- **Your task**
Read through the entries below and return each line with the word "JSON".
# Start of Data section
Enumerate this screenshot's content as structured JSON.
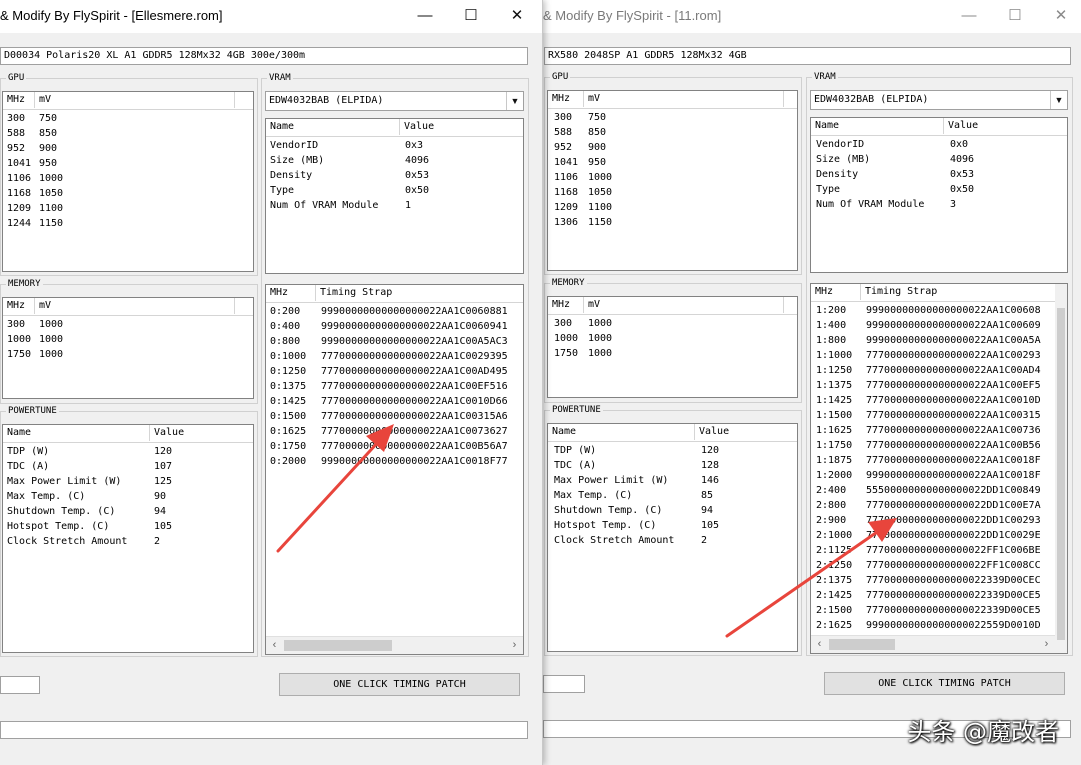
{
  "left": {
    "title": "& Modify By FlySpirit - [Ellesmere.rom]",
    "window_controls": {
      "minimize": "—",
      "maximize": "☐",
      "close": "✕"
    },
    "gpu_info": "D00034 Polaris20 XL A1 GDDR5 128Mx32 4GB 300e/300m",
    "gpu": {
      "label": "GPU",
      "headers": [
        "MHz",
        "mV"
      ],
      "rows": [
        [
          "300",
          "750"
        ],
        [
          "588",
          "850"
        ],
        [
          "952",
          "900"
        ],
        [
          "1041",
          "950"
        ],
        [
          "1106",
          "1000"
        ],
        [
          "1168",
          "1050"
        ],
        [
          "1209",
          "1100"
        ],
        [
          "1244",
          "1150"
        ]
      ]
    },
    "memory": {
      "label": "MEMORY",
      "headers": [
        "MHz",
        "mV"
      ],
      "rows": [
        [
          "300",
          "1000"
        ],
        [
          "1000",
          "1000"
        ],
        [
          "1750",
          "1000"
        ]
      ]
    },
    "powertune": {
      "label": "POWERTUNE",
      "headers": [
        "Name",
        "Value"
      ],
      "rows": [
        [
          "TDP (W)",
          "120"
        ],
        [
          "TDC (A)",
          "107"
        ],
        [
          "Max Power Limit (W)",
          "125"
        ],
        [
          "Max Temp. (C)",
          "90"
        ],
        [
          "Shutdown Temp. (C)",
          "94"
        ],
        [
          "Hotspot Temp. (C)",
          "105"
        ],
        [
          "Clock Stretch Amount",
          "2"
        ]
      ]
    },
    "vram": {
      "label": "VRAM",
      "selected": "EDW4032BAB (ELPIDA)",
      "headers": [
        "Name",
        "Value"
      ],
      "rows": [
        [
          "VendorID",
          "0x3"
        ],
        [
          "Size (MB)",
          "4096"
        ],
        [
          "Density",
          "0x53"
        ],
        [
          "Type",
          "0x50"
        ],
        [
          "Num Of VRAM Module",
          "1"
        ]
      ]
    },
    "timing": {
      "headers": [
        "MHz",
        "Timing Strap"
      ],
      "rows": [
        [
          "0:200",
          "99900000000000000022AA1C0060881"
        ],
        [
          "0:400",
          "99900000000000000022AA1C0060941"
        ],
        [
          "0:800",
          "99900000000000000022AA1C00A5AC3"
        ],
        [
          "0:1000",
          "77700000000000000022AA1C0029395"
        ],
        [
          "0:1250",
          "77700000000000000022AA1C00AD495"
        ],
        [
          "0:1375",
          "77700000000000000022AA1C00EF516"
        ],
        [
          "0:1425",
          "77700000000000000022AA1C0010D66"
        ],
        [
          "0:1500",
          "77700000000000000022AA1C00315A6"
        ],
        [
          "0:1625",
          "77700000000000000022AA1C0073627"
        ],
        [
          "0:1750",
          "77700000000000000022AA1C00B56A7"
        ],
        [
          "0:2000",
          "99900000000000000022AA1C0018F77"
        ]
      ]
    },
    "button": "ONE CLICK TIMING PATCH"
  },
  "right": {
    "title": "& Modify By FlySpirit - [11.rom]",
    "window_controls": {
      "minimize": "—",
      "maximize": "☐",
      "close": "✕"
    },
    "gpu_info": "RX580 2048SP A1 GDDR5 128Mx32 4GB",
    "gpu": {
      "label": "GPU",
      "headers": [
        "MHz",
        "mV"
      ],
      "rows": [
        [
          "300",
          "750"
        ],
        [
          "588",
          "850"
        ],
        [
          "952",
          "900"
        ],
        [
          "1041",
          "950"
        ],
        [
          "1106",
          "1000"
        ],
        [
          "1168",
          "1050"
        ],
        [
          "1209",
          "1100"
        ],
        [
          "1306",
          "1150"
        ]
      ]
    },
    "memory": {
      "label": "MEMORY",
      "headers": [
        "MHz",
        "mV"
      ],
      "rows": [
        [
          "300",
          "1000"
        ],
        [
          "1000",
          "1000"
        ],
        [
          "1750",
          "1000"
        ]
      ]
    },
    "powertune": {
      "label": "POWERTUNE",
      "headers": [
        "Name",
        "Value"
      ],
      "rows": [
        [
          "TDP (W)",
          "120"
        ],
        [
          "TDC (A)",
          "128"
        ],
        [
          "Max Power Limit (W)",
          "146"
        ],
        [
          "Max Temp. (C)",
          "85"
        ],
        [
          "Shutdown Temp. (C)",
          "94"
        ],
        [
          "Hotspot Temp. (C)",
          "105"
        ],
        [
          "Clock Stretch Amount",
          "2"
        ]
      ]
    },
    "vram": {
      "label": "VRAM",
      "selected": "EDW4032BAB (ELPIDA)",
      "headers": [
        "Name",
        "Value"
      ],
      "rows": [
        [
          "VendorID",
          "0x0"
        ],
        [
          "Size (MB)",
          "4096"
        ],
        [
          "Density",
          "0x53"
        ],
        [
          "Type",
          "0x50"
        ],
        [
          "Num Of VRAM Module",
          "3"
        ]
      ]
    },
    "timing": {
      "headers": [
        "MHz",
        "Timing Strap"
      ],
      "rows": [
        [
          "1:200",
          "99900000000000000022AA1C00608"
        ],
        [
          "1:400",
          "99900000000000000022AA1C00609"
        ],
        [
          "1:800",
          "99900000000000000022AA1C00A5A"
        ],
        [
          "1:1000",
          "77700000000000000022AA1C00293"
        ],
        [
          "1:1250",
          "77700000000000000022AA1C00AD4"
        ],
        [
          "1:1375",
          "77700000000000000022AA1C00EF5"
        ],
        [
          "1:1425",
          "77700000000000000022AA1C0010D"
        ],
        [
          "1:1500",
          "77700000000000000022AA1C00315"
        ],
        [
          "1:1625",
          "77700000000000000022AA1C00736"
        ],
        [
          "1:1750",
          "77700000000000000022AA1C00B56"
        ],
        [
          "1:1875",
          "77700000000000000022AA1C0018F"
        ],
        [
          "1:2000",
          "99900000000000000022AA1C0018F"
        ],
        [
          "2:400",
          "55500000000000000022DD1C00849"
        ],
        [
          "2:800",
          "77700000000000000022DD1C00E7A"
        ],
        [
          "2:900",
          "77700000000000000022DD1C00293"
        ],
        [
          "2:1000",
          "77700000000000000022DD1C0029E"
        ],
        [
          "2:1125",
          "77700000000000000022FF1C006BE"
        ],
        [
          "2:1250",
          "77700000000000000022FF1C008CC"
        ],
        [
          "2:1375",
          "77700000000000000022339D00CEC"
        ],
        [
          "2:1425",
          "77700000000000000022339D00CE5"
        ],
        [
          "2:1500",
          "77700000000000000022339D00CE5"
        ],
        [
          "2:1625",
          "99900000000000000022559D0010D"
        ]
      ]
    },
    "button": "ONE CLICK TIMING PATCH"
  },
  "watermark": "头条 @魔改者",
  "arrow_color": "#e8453c"
}
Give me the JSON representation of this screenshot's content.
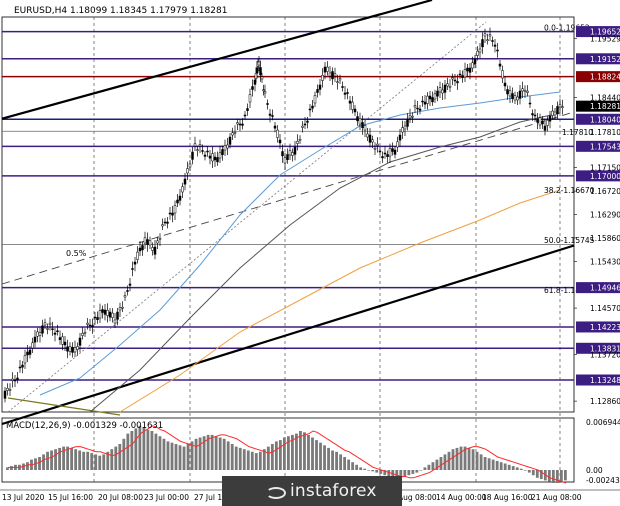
{
  "header": {
    "symbol_info": "EURUSD,H4  1.18099 1.18345 1.17979 1.18281"
  },
  "colors": {
    "background": "#ffffff",
    "candle": "#000000",
    "sma_blue": "#5b9bd5",
    "sma_orange": "#f0a040",
    "sma_gray": "#555555",
    "level_purple": "#3c1e82",
    "level_red": "#8b0000",
    "price_tag": "#000000",
    "macd_hist": "#7a7a7a",
    "macd_signal": "#ff2a2a",
    "trendline": "#000000",
    "fib_dotted": "#777777"
  },
  "chart_data": [
    {
      "type": "candlestick",
      "title": "EURUSD,H4",
      "ohlc_latest": {
        "open": 1.18099,
        "high": 1.18345,
        "low": 1.17979,
        "close": 1.18281
      },
      "ylim": [
        1.1266,
        1.1992
      ],
      "y_ticks": [
        "1.19652",
        "1.19529",
        "1.19152",
        "1.18824",
        "1.18440",
        "1.18281",
        "1.18040",
        "1.17810",
        "1.17543",
        "1.17150",
        "1.17000",
        "1.16720",
        "1.16290",
        "1.15860",
        "1.15430",
        "1.14946",
        "1.14570",
        "1.14223",
        "1.13831",
        "1.13720",
        "1.13248",
        "1.12860"
      ],
      "x_tick_labels": [
        "13 Jul 2020",
        "15 Jul 16:00",
        "20 Jul 08:00",
        "23 Jul 00:00",
        "27 Jul 16:00",
        "Aug 08:00",
        "14 Aug 00:00",
        "18 Aug 16:00",
        "21 Aug 08:00"
      ],
      "horizontal_levels": [
        {
          "price": 1.19652,
          "label": "1.19652",
          "style": "purple"
        },
        {
          "price": 1.19152,
          "label": "1.19152",
          "style": "purple"
        },
        {
          "price": 1.18824,
          "label": "1.18824",
          "style": "red"
        },
        {
          "price": 1.1804,
          "label": "1.18040",
          "style": "navy"
        },
        {
          "price": 1.17543,
          "label": "1.17543",
          "style": "purple"
        },
        {
          "price": 1.17,
          "label": "1.17000",
          "style": "purple"
        },
        {
          "price": 1.14946,
          "label": "1.14946",
          "style": "purple"
        },
        {
          "price": 1.14223,
          "label": "1.14223",
          "style": "purple"
        },
        {
          "price": 1.13831,
          "label": "1.13831",
          "style": "purple"
        },
        {
          "price": 1.13248,
          "label": "1.13248",
          "style": "purple"
        }
      ],
      "fibonacci_levels": [
        {
          "label": "0.0-1.19652",
          "price": 1.19652
        },
        {
          "label": "38.2-1.16670",
          "price": 1.1667
        },
        {
          "label": "50.0-1.15745",
          "price": 1.15745
        },
        {
          "label": "61.8-1.14829",
          "price": 1.14829
        }
      ],
      "annotations": [
        {
          "text": "0.5%"
        }
      ],
      "current_price": 1.18281,
      "grid": true
    },
    {
      "type": "histogram",
      "title": "MACD(12,26,9) -0.001329 -0.001631",
      "series": [
        {
          "name": "MACD",
          "kind": "bars",
          "latest": -0.001329
        },
        {
          "name": "Signal",
          "kind": "line",
          "latest": -0.001631
        }
      ],
      "y_ticks": [
        "0.006944",
        "0.00",
        "-0.002434"
      ]
    }
  ],
  "watermark": {
    "brand_text": "instaforex"
  }
}
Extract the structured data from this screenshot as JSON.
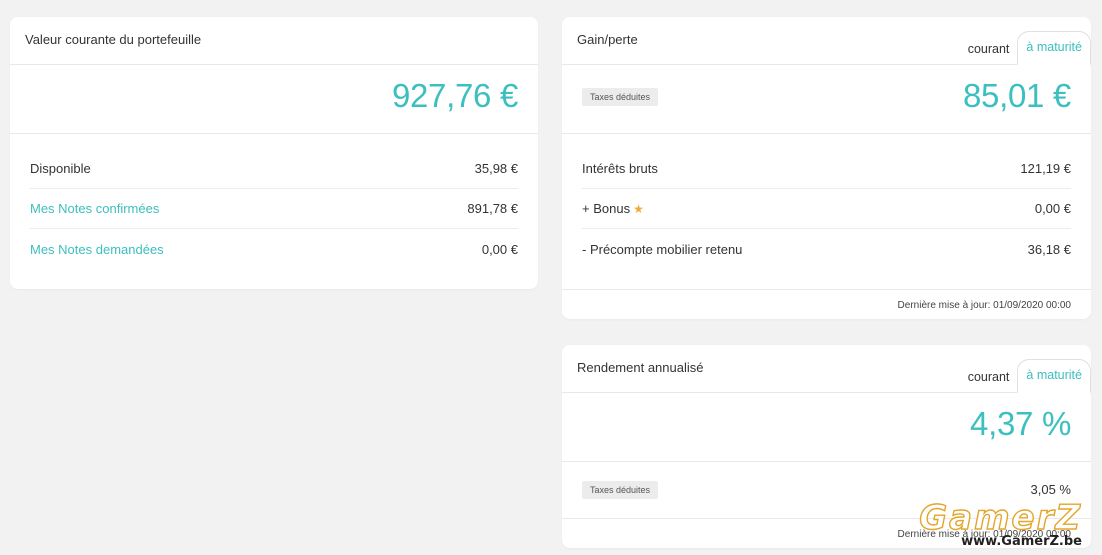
{
  "portfolio": {
    "title": "Valeur courante du portefeuille",
    "total": "927,76 €",
    "rows": [
      {
        "label": "Disponible",
        "value": "35,98 €"
      },
      {
        "label": "Mes Notes confirmées",
        "value": "891,78 €"
      },
      {
        "label": "Mes Notes demandées",
        "value": "0,00 €"
      }
    ]
  },
  "gain": {
    "title": "Gain/perte",
    "tabs": [
      "courant",
      "à maturité"
    ],
    "badge": "Taxes déduites",
    "total": "85,01 €",
    "rows": [
      {
        "label": "Intérêts bruts",
        "value": "121,19 €"
      },
      {
        "label": "+ Bonus",
        "value": "0,00 €"
      },
      {
        "label": "- Précompte mobilier retenu",
        "value": "36,18 €"
      }
    ],
    "updated": "Dernière mise à jour: 01/09/2020 00:00"
  },
  "yield": {
    "title": "Rendement annualisé",
    "tabs": [
      "courant",
      "à maturité"
    ],
    "total": "4,37 %",
    "badge": "Taxes déduites",
    "net": "3,05 %",
    "updated": "Dernière mise à jour: 01/09/2020 00:00"
  },
  "watermark": {
    "logo": "GamerZ",
    "url": "www.GamerZ.be"
  },
  "colors": {
    "accent": "#3cbfbf",
    "star": "#f2a93b",
    "background": "#f2f2f2"
  }
}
# End of Data section
- **Answer for the task**
Enumerate this screenshot's content as structured JSON.
Give me the JSON representation of this screenshot's content.
Extract the structured data from this screenshot as JSON.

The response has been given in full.